> _Stated problem_
Extract, from the listing that follows, each line containing the word "Fisa".

--- START ---

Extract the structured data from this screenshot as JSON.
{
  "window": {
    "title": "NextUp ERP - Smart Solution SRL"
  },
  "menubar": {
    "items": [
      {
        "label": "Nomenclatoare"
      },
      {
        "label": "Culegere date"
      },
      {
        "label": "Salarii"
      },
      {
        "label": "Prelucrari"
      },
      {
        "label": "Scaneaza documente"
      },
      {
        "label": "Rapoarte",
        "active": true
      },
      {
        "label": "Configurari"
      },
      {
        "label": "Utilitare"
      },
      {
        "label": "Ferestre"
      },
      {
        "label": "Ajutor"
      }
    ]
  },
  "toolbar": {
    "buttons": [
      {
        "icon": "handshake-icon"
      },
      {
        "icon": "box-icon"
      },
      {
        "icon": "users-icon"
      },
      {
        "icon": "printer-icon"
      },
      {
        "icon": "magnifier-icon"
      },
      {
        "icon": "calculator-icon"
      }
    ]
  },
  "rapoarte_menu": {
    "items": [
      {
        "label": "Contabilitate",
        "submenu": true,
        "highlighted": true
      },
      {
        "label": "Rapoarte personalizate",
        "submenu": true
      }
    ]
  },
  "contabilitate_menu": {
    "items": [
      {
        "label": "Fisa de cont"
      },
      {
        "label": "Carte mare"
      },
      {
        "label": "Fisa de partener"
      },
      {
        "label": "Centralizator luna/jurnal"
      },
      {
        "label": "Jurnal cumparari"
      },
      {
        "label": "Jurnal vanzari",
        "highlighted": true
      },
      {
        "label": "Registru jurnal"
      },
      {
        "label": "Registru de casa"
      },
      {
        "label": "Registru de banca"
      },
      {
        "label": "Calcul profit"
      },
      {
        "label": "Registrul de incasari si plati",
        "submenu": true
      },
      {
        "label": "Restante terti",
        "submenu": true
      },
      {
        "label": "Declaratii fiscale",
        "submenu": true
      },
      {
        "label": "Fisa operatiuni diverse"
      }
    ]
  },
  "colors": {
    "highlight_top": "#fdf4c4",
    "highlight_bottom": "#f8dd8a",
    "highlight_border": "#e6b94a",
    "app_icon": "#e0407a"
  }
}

--- END ---

> _Solution for this problem_
        "label": "Fisa de cont"
        "label": "Fisa de partener"
        "label": "Fisa operatiuni diverse"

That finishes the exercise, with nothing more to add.